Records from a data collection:

===

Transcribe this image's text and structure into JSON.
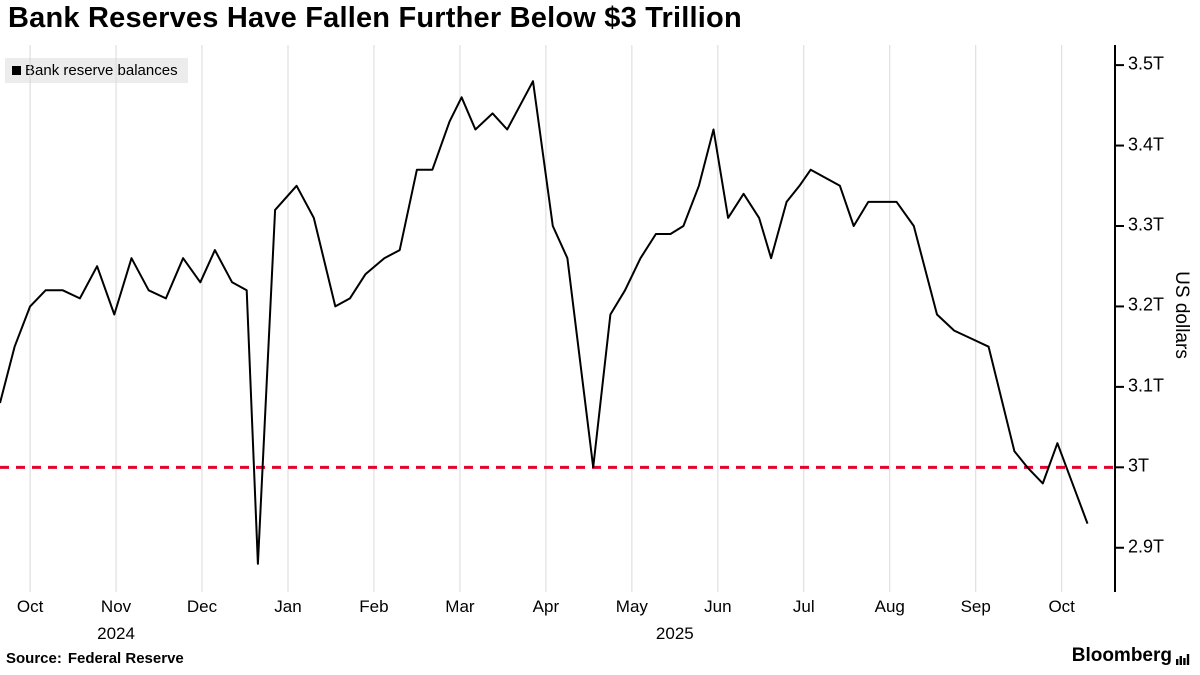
{
  "title": "Bank Reserves Have Fallen Further Below $3 Trillion",
  "legend": {
    "label": "Bank reserve balances",
    "swatch_color": "#000000"
  },
  "axis": {
    "y_label": "US dollars"
  },
  "source": {
    "prefix": "Source:",
    "text": "Federal Reserve"
  },
  "branding": "Bloomberg",
  "colors": {
    "line": "#000000",
    "threshold": "#e4032e",
    "grid": "#d9d9d9",
    "axis": "#000000",
    "legend_bg": "#ececec"
  },
  "chart_data": {
    "type": "line",
    "title": "Bank Reserves Have Fallen Further Below $3 Trillion",
    "ylabel": "US dollars",
    "units": "trillions of US dollars",
    "grid": "vertical-only",
    "legend_position": "top-left",
    "xlim": [
      -0.35,
      12.62
    ],
    "ylim": [
      2.845,
      3.525
    ],
    "x_ticks": [
      {
        "pos": 0,
        "label": "Oct"
      },
      {
        "pos": 1,
        "label": "Nov"
      },
      {
        "pos": 2,
        "label": "Dec"
      },
      {
        "pos": 3,
        "label": "Jan"
      },
      {
        "pos": 4,
        "label": "Feb"
      },
      {
        "pos": 5,
        "label": "Mar"
      },
      {
        "pos": 6,
        "label": "Apr"
      },
      {
        "pos": 7,
        "label": "May"
      },
      {
        "pos": 8,
        "label": "Jun"
      },
      {
        "pos": 9,
        "label": "Jul"
      },
      {
        "pos": 10,
        "label": "Aug"
      },
      {
        "pos": 11,
        "label": "Sep"
      },
      {
        "pos": 12,
        "label": "Oct"
      }
    ],
    "year_labels": [
      {
        "pos": 1,
        "label": "2024"
      },
      {
        "pos": 7.5,
        "label": "2025"
      }
    ],
    "y_ticks": [
      {
        "value": 3.5,
        "label": "3.5T"
      },
      {
        "value": 3.4,
        "label": "3.4T"
      },
      {
        "value": 3.3,
        "label": "3.3T"
      },
      {
        "value": 3.2,
        "label": "3.2T"
      },
      {
        "value": 3.1,
        "label": "3.1T"
      },
      {
        "value": 3.0,
        "label": "3T"
      },
      {
        "value": 2.9,
        "label": "2.9T"
      }
    ],
    "threshold": {
      "value": 3.0,
      "style": "dashed",
      "color": "#e4032e"
    },
    "series": [
      {
        "name": "Bank reserve balances",
        "x_months_from_oct_2024": [
          -0.35,
          -0.18,
          0.0,
          0.18,
          0.38,
          0.58,
          0.78,
          0.98,
          1.18,
          1.38,
          1.58,
          1.78,
          1.98,
          2.15,
          2.35,
          2.52,
          2.65,
          2.85,
          3.1,
          3.3,
          3.55,
          3.72,
          3.9,
          4.12,
          4.3,
          4.5,
          4.68,
          4.88,
          5.02,
          5.18,
          5.38,
          5.55,
          5.85,
          6.08,
          6.25,
          6.55,
          6.75,
          6.92,
          7.1,
          7.28,
          7.45,
          7.6,
          7.78,
          7.95,
          8.12,
          8.3,
          8.48,
          8.62,
          8.8,
          8.95,
          9.08,
          9.25,
          9.42,
          9.58,
          9.75,
          9.92,
          10.08,
          10.28,
          10.55,
          10.75,
          10.95,
          11.15,
          11.45,
          11.6,
          11.78,
          11.95,
          12.3
        ],
        "values_trillions": [
          3.08,
          3.15,
          3.2,
          3.22,
          3.22,
          3.21,
          3.25,
          3.19,
          3.26,
          3.22,
          3.21,
          3.26,
          3.23,
          3.27,
          3.23,
          3.22,
          2.88,
          3.32,
          3.35,
          3.31,
          3.2,
          3.21,
          3.24,
          3.26,
          3.27,
          3.37,
          3.37,
          3.43,
          3.46,
          3.42,
          3.44,
          3.42,
          3.48,
          3.3,
          3.26,
          3.0,
          3.19,
          3.22,
          3.26,
          3.29,
          3.29,
          3.3,
          3.35,
          3.42,
          3.31,
          3.34,
          3.31,
          3.26,
          3.33,
          3.35,
          3.37,
          3.36,
          3.35,
          3.3,
          3.33,
          3.33,
          3.33,
          3.3,
          3.19,
          3.17,
          3.16,
          3.15,
          3.02,
          3.0,
          2.98,
          3.03,
          2.93
        ]
      }
    ]
  }
}
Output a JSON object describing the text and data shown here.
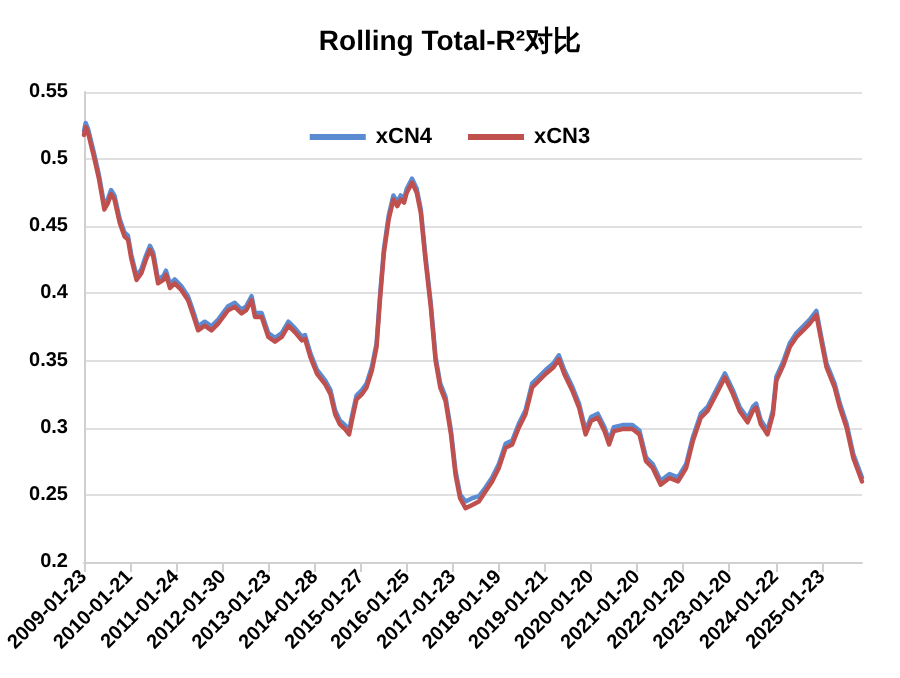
{
  "chart_data": {
    "type": "line",
    "title": "Rolling Total-R²对比",
    "x": [
      "2009-01-23",
      "2009-02-05",
      "2009-02-23",
      "2009-04-16",
      "2009-05-22",
      "2009-07-03",
      "2009-07-30",
      "2009-08-25",
      "2009-09-21",
      "2009-11-02",
      "2009-12-09",
      "2010-01-06",
      "2010-02-01",
      "2010-03-15",
      "2010-04-22",
      "2010-05-28",
      "2010-06-29",
      "2010-07-25",
      "2010-09-01",
      "2010-10-13",
      "2010-11-03",
      "2010-12-05",
      "2011-01-11",
      "2011-03-04",
      "2011-04-26",
      "2011-06-02",
      "2011-07-15",
      "2011-09-06",
      "2011-10-29",
      "2011-12-21",
      "2012-03-09",
      "2012-05-01",
      "2012-06-23",
      "2012-07-30",
      "2012-09-11",
      "2012-10-07",
      "2012-11-29",
      "2013-01-21",
      "2013-03-15",
      "2013-05-07",
      "2013-06-29",
      "2013-08-21",
      "2013-10-13",
      "2013-11-08",
      "2013-12-20",
      "2014-02-11",
      "2014-04-15",
      "2014-05-28",
      "2014-07-04",
      "2014-08-10",
      "2014-09-21",
      "2014-10-23",
      "2014-11-13",
      "2014-12-20",
      "2015-02-01",
      "2015-03-10",
      "2015-04-21",
      "2015-05-28",
      "2015-06-24",
      "2015-07-25",
      "2015-09-01",
      "2015-10-08",
      "2015-11-08",
      "2015-12-05",
      "2016-01-01",
      "2016-01-22",
      "2016-03-04",
      "2016-04-10",
      "2016-05-12",
      "2016-06-18",
      "2016-07-30",
      "2016-09-06",
      "2016-10-13",
      "2016-11-24",
      "2017-01-06",
      "2017-02-11",
      "2017-03-19",
      "2017-05-01",
      "2017-06-23",
      "2017-08-15",
      "2017-10-06",
      "2017-11-28",
      "2018-01-20",
      "2018-03-14",
      "2018-05-06",
      "2018-06-27",
      "2018-08-19",
      "2018-10-11",
      "2018-12-03",
      "2019-01-25",
      "2019-03-29",
      "2019-05-10",
      "2019-06-22",
      "2019-08-25",
      "2019-10-17",
      "2019-12-08",
      "2020-01-20",
      "2020-03-13",
      "2020-05-05",
      "2020-06-11",
      "2020-07-18",
      "2020-09-25",
      "2020-12-13",
      "2021-02-06",
      "2021-03-30",
      "2021-05-22",
      "2021-07-24",
      "2021-10-02",
      "2021-12-09",
      "2022-02-11",
      "2022-04-05",
      "2022-06-07",
      "2022-07-30",
      "2022-10-07",
      "2022-12-15",
      "2023-02-16",
      "2023-04-10",
      "2023-06-12",
      "2023-07-24",
      "2023-08-19",
      "2023-09-25",
      "2023-11-17",
      "2023-12-30",
      "2024-01-26",
      "2024-03-19",
      "2024-05-11",
      "2024-07-03",
      "2024-08-25",
      "2024-10-16",
      "2024-12-08",
      "2025-01-15",
      "2025-02-26",
      "2025-05-01",
      "2025-06-12",
      "2025-08-04",
      "2025-09-26",
      "2025-12-04"
    ],
    "series": [
      {
        "name": "xCN4",
        "color": "#5b8bd0",
        "values": [
          0.521,
          0.527,
          0.523,
          0.503,
          0.488,
          0.4655,
          0.47,
          0.477,
          0.473,
          0.4555,
          0.4455,
          0.443,
          0.429,
          0.413,
          0.418,
          0.428,
          0.4355,
          0.4305,
          0.4105,
          0.413,
          0.417,
          0.407,
          0.4105,
          0.4055,
          0.398,
          0.388,
          0.3755,
          0.379,
          0.3755,
          0.3805,
          0.3905,
          0.393,
          0.388,
          0.3905,
          0.398,
          0.3855,
          0.3855,
          0.3705,
          0.367,
          0.3705,
          0.379,
          0.374,
          0.368,
          0.369,
          0.3555,
          0.343,
          0.3355,
          0.328,
          0.313,
          0.3055,
          0.302,
          0.298,
          0.308,
          0.324,
          0.328,
          0.333,
          0.3455,
          0.363,
          0.398,
          0.433,
          0.458,
          0.473,
          0.468,
          0.473,
          0.4705,
          0.478,
          0.4855,
          0.478,
          0.463,
          0.428,
          0.393,
          0.353,
          0.333,
          0.323,
          0.298,
          0.268,
          0.2505,
          0.245,
          0.2475,
          0.249,
          0.2555,
          0.263,
          0.273,
          0.288,
          0.2905,
          0.303,
          0.313,
          0.333,
          0.338,
          0.343,
          0.348,
          0.354,
          0.343,
          0.3305,
          0.318,
          0.298,
          0.308,
          0.3105,
          0.3005,
          0.2905,
          0.3005,
          0.302,
          0.302,
          0.298,
          0.278,
          0.273,
          0.2605,
          0.2655,
          0.263,
          0.273,
          0.293,
          0.3105,
          0.3155,
          0.328,
          0.3405,
          0.328,
          0.3155,
          0.307,
          0.3155,
          0.318,
          0.3055,
          0.298,
          0.313,
          0.338,
          0.349,
          0.363,
          0.3705,
          0.3755,
          0.3805,
          0.387,
          0.368,
          0.348,
          0.333,
          0.318,
          0.303,
          0.2805,
          0.263
        ]
      },
      {
        "name": "xCN3",
        "color": "#c0504d",
        "values": [
          0.518,
          0.524,
          0.52,
          0.5,
          0.485,
          0.4625,
          0.467,
          0.474,
          0.47,
          0.4525,
          0.4425,
          0.44,
          0.426,
          0.41,
          0.415,
          0.425,
          0.4325,
          0.4275,
          0.4075,
          0.41,
          0.414,
          0.404,
          0.4075,
          0.4025,
          0.395,
          0.385,
          0.3725,
          0.376,
          0.3725,
          0.3775,
          0.3875,
          0.39,
          0.385,
          0.3875,
          0.395,
          0.3825,
          0.3825,
          0.3675,
          0.364,
          0.3675,
          0.376,
          0.371,
          0.365,
          0.366,
          0.3525,
          0.34,
          0.3325,
          0.325,
          0.31,
          0.3025,
          0.299,
          0.295,
          0.305,
          0.321,
          0.325,
          0.33,
          0.3425,
          0.36,
          0.395,
          0.43,
          0.455,
          0.47,
          0.465,
          0.47,
          0.4675,
          0.475,
          0.4825,
          0.475,
          0.46,
          0.425,
          0.39,
          0.35,
          0.33,
          0.32,
          0.295,
          0.265,
          0.2475,
          0.24,
          0.2425,
          0.245,
          0.2525,
          0.26,
          0.27,
          0.285,
          0.2875,
          0.3,
          0.31,
          0.33,
          0.335,
          0.34,
          0.345,
          0.351,
          0.34,
          0.3275,
          0.315,
          0.295,
          0.305,
          0.3075,
          0.2975,
          0.2875,
          0.2975,
          0.299,
          0.299,
          0.295,
          0.275,
          0.27,
          0.2575,
          0.2625,
          0.26,
          0.27,
          0.29,
          0.3075,
          0.3125,
          0.325,
          0.3375,
          0.325,
          0.3125,
          0.304,
          0.3125,
          0.315,
          0.3025,
          0.295,
          0.31,
          0.335,
          0.346,
          0.36,
          0.3675,
          0.3725,
          0.3775,
          0.384,
          0.365,
          0.345,
          0.33,
          0.315,
          0.3,
          0.2775,
          0.26
        ]
      }
    ],
    "xlim": [
      "2009-01-23",
      "2025-12-04"
    ],
    "xticks": [
      "2009-01-23",
      "2010-01-21",
      "2011-01-24",
      "2012-01-30",
      "2013-01-23",
      "2014-01-28",
      "2015-01-27",
      "2016-01-25",
      "2017-01-23",
      "2018-01-19",
      "2019-01-21",
      "2020-01-20",
      "2021-01-20",
      "2022-01-20",
      "2023-01-20",
      "2024-01-22",
      "2025-01-23"
    ],
    "ylim": [
      0.2,
      0.55
    ],
    "yticks": [
      0.2,
      0.25,
      0.3,
      0.35,
      0.4,
      0.45,
      0.5,
      0.55
    ],
    "grid": "y",
    "legend": "top",
    "marker": "none",
    "line_style": "solid"
  }
}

===

Aim
Only the number is wanted: how many lines in the entries above contain the word "Below"?

Task answer
2